======== RAW RECORDS
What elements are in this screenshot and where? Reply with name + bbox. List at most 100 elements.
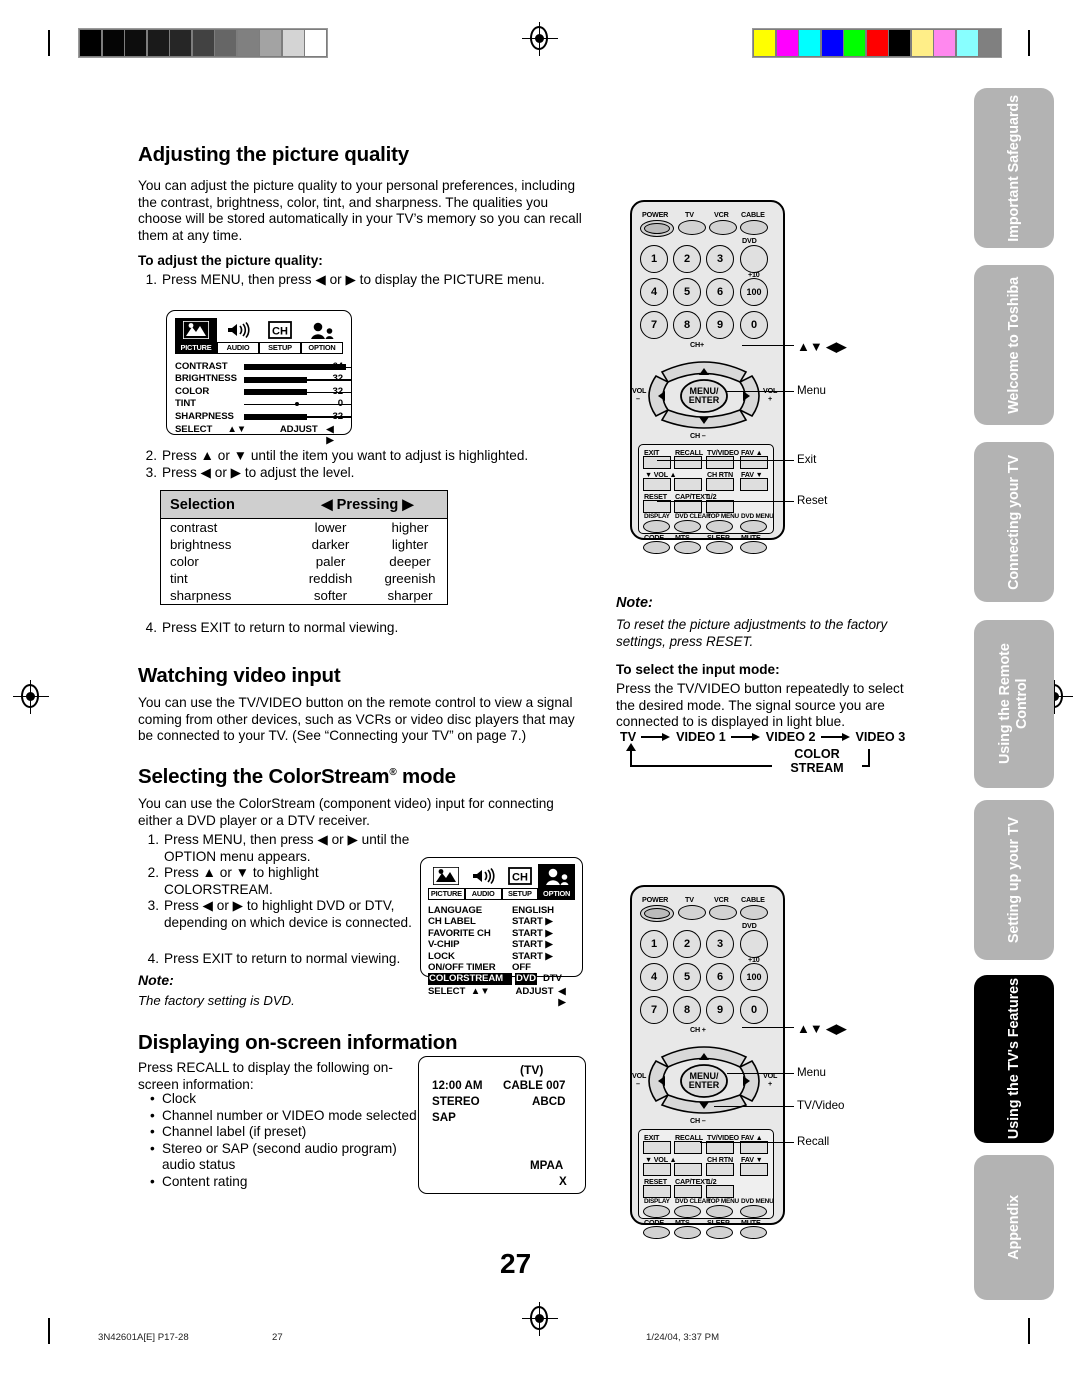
remote-dpad[interactable]: MENU/ENTER [644,1035,764,1117]
remote-number-6[interactable]: 6 [706,963,734,991]
remote-button-dvd[interactable] [740,245,768,273]
remote-key-code[interactable] [643,1226,670,1239]
remote-key-tv-video[interactable] [706,456,734,469]
remote-key-fav-[interactable] [740,456,768,469]
remote-key-ch-rtn[interactable] [706,478,734,491]
remote-key-mute[interactable] [740,1226,767,1239]
remote-number-7[interactable]: 7 [640,311,668,339]
osd-tab-option[interactable]: OPTION [538,864,575,900]
remote-button-power-inner[interactable] [644,223,670,234]
remote-key-dvd-menu[interactable] [740,520,767,533]
remote-number-3[interactable]: 3 [706,930,734,958]
remote-button-100[interactable]: 100 [740,963,768,991]
remote-key-sleep[interactable] [706,541,733,554]
remote-key-fav-down[interactable] [740,1163,768,1176]
remote-key-vol-up[interactable] [674,1163,702,1176]
remote-button-tv[interactable] [678,905,706,920]
remote-key-mts[interactable] [674,1226,701,1239]
remote-key-reset[interactable] [643,1185,671,1198]
osd-option-row[interactable]: LOCK START ▶ [428,951,575,962]
sidebar-tab-appendix[interactable]: Appendix [974,1155,1054,1300]
remote-key-dvd-clear[interactable] [674,1205,701,1218]
remote-number-0[interactable]: 0 [740,311,768,339]
sidebar-tab-connecting-your-tv[interactable]: Connecting your TV [974,442,1054,602]
osd-setting-slider[interactable] [243,411,352,422]
osd-setting-row[interactable]: SHARPNESS32 [175,411,352,423]
remote-number-8[interactable]: 8 [673,311,701,339]
osd-tab-audio[interactable]: AUDIO [464,864,502,900]
sidebar-tab-welcome-to-toshiba[interactable]: Welcome to Toshiba [974,265,1054,425]
osd-setting-row[interactable]: BRIGHTNESS32 [175,373,352,385]
osd-option-row[interactable]: COLORSTREAM DVD DTV [428,973,575,985]
remote-button-vcr[interactable] [709,220,737,235]
remote-key-mute[interactable] [740,541,767,554]
osd-option-value-alt[interactable]: DTV [543,973,562,984]
remote-key-exit[interactable] [643,456,671,469]
remote-number-0[interactable]: 0 [740,996,768,1024]
remote-key-ch-rtn[interactable] [706,1163,734,1176]
osd-setting-row[interactable]: TINT0 [175,398,352,410]
remote-number-5[interactable]: 5 [673,278,701,306]
sidebar-tab-setting-up-your-tv[interactable]: Setting up your TV [974,800,1054,960]
remote-key-display[interactable] [643,520,670,533]
remote-number-9[interactable]: 9 [706,996,734,1024]
sidebar-tab-important-safeguards[interactable]: Important Safeguards [974,88,1054,248]
remote-key-exit[interactable] [643,1141,671,1154]
osd-setting-slider[interactable] [243,387,352,398]
remote-key-recall[interactable] [674,456,702,469]
remote-key-vol-down[interactable] [643,478,671,491]
remote-number-2[interactable]: 2 [673,245,701,273]
osd-tab-setup[interactable]: CH SETUP [259,318,301,354]
remote-number-8[interactable]: 8 [673,996,701,1024]
osd-tab-setup[interactable]: CH SETUP [501,864,539,900]
osd-option-row[interactable]: LANGUAGE ENGLISH [428,905,575,916]
sidebar-tab-using-the-remote-control[interactable]: Using the Remote Control [974,620,1054,788]
osd-tab-picture[interactable]: PICTURE [175,318,217,354]
remote-button-100[interactable]: 100 [740,278,768,306]
osd-tab-option[interactable]: OPTION [301,318,343,354]
remote-key-dvd-menu[interactable] [740,1205,767,1218]
osd-option-row[interactable]: V-CHIP START ▶ [428,939,575,950]
remote-number-3[interactable]: 3 [706,245,734,273]
remote-key-dvd-clear[interactable] [674,520,701,533]
remote-key-top-menu[interactable] [706,1205,733,1218]
remote-key-top-menu[interactable] [706,520,733,533]
remote-key-fav-down[interactable] [740,478,768,491]
remote-number-2[interactable]: 2 [673,930,701,958]
osd-setting-slider[interactable] [243,362,352,373]
osd-tab-picture[interactable]: PICTURE [428,864,465,900]
remote-key-vol-up[interactable] [674,478,702,491]
remote-button-cable[interactable] [740,220,768,235]
osd-setting-row[interactable]: CONTRAST64 [175,361,352,373]
osd-option-label: LOCK [428,950,455,962]
remote-number-6[interactable]: 6 [706,278,734,306]
remote-button-vcr[interactable] [709,905,737,920]
remote-number-9[interactable]: 9 [706,311,734,339]
remote-number-4[interactable]: 4 [640,963,668,991]
remote-key-vol-down[interactable] [643,1163,671,1176]
remote-button-cable[interactable] [740,905,768,920]
remote-number-7[interactable]: 7 [640,996,668,1024]
remote-key-recall[interactable] [674,1141,702,1154]
remote-button-tv[interactable] [678,220,706,235]
remote-button-power-inner[interactable] [644,908,670,919]
osd-option-row[interactable]: FAVORITE CH START ▶ [428,928,575,939]
osd-setting-slider[interactable] [243,399,352,410]
osd-option-row[interactable]: ON/OFF TIMER OFF [428,962,575,973]
remote-key-cap-text[interactable] [674,1185,702,1198]
remote-number-1[interactable]: 1 [640,245,668,273]
remote-key-sleep[interactable] [706,1226,733,1239]
remote-number-4[interactable]: 4 [640,278,668,306]
remote-number-1[interactable]: 1 [640,930,668,958]
sidebar-tab-using-the-tv-s-features[interactable]: Using the TV's Features [974,975,1054,1143]
remote-key-display[interactable] [643,1205,670,1218]
remote-number-5[interactable]: 5 [673,963,701,991]
remote-button-dvd[interactable] [740,930,768,958]
osd-option-row[interactable]: CH LABEL START ▶ [428,916,575,927]
osd-tab-audio[interactable]: AUDIO [217,318,259,354]
osd-setting-row[interactable]: COLOR32 [175,386,352,398]
remote-key-mts[interactable] [674,541,701,554]
remote-key-code[interactable] [643,541,670,554]
osd-setting-slider[interactable] [243,374,352,385]
remote-key-1-2[interactable] [706,1185,734,1198]
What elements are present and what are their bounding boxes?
================
§ TASK DETAILS
Copy the listing from the line with "remote-dpad[interactable]: MENU/ENTER [644,1035,764,1117]" through the line with "osd-setting-slider[interactable] [243,411,352,422]", replacing "interactable" with "clickable" and leaving everything else as it is.

§ REPLY TO THE EXERCISE
remote-dpad[clickable]: MENU/ENTER [644,1035,764,1117]
remote-number-6[clickable]: 6 [706,963,734,991]
remote-button-dvd[clickable] [740,245,768,273]
remote-key-code[clickable] [643,1226,670,1239]
remote-key-tv-video[clickable] [706,456,734,469]
remote-key-fav-[clickable] [740,456,768,469]
remote-key-ch-rtn[clickable] [706,478,734,491]
remote-key-mute[clickable] [740,1226,767,1239]
remote-number-7[clickable]: 7 [640,311,668,339]
osd-tab-option[clickable]: OPTION [538,864,575,900]
remote-button-power-inner[clickable] [644,223,670,234]
remote-key-dvd-menu[clickable] [740,520,767,533]
remote-number-3[clickable]: 3 [706,930,734,958]
remote-button-100[clickable]: 100 [740,963,768,991]
remote-key-sleep[clickable] [706,541,733,554]
remote-key-fav-down[clickable] [740,1163,768,1176]
remote-key-vol-up[clickable] [674,1163,702,1176]
remote-button-tv[clickable] [678,905,706,920]
remote-key-mts[clickable] [674,1226,701,1239]
remote-key-reset[clickable] [643,1185,671,1198]
osd-option-row[clickable]: LOCK START ▶ [428,951,575,962]
sidebar-tab-appendix[clickable]: Appendix [974,1155,1054,1300]
remote-key-dvd-clear[clickable] [674,1205,701,1218]
remote-number-0[clickable]: 0 [740,311,768,339]
sidebar-tab-connecting-your-tv[clickable]: Connecting your TV [974,442,1054,602]
osd-setting-slider[clickable] [243,411,352,422]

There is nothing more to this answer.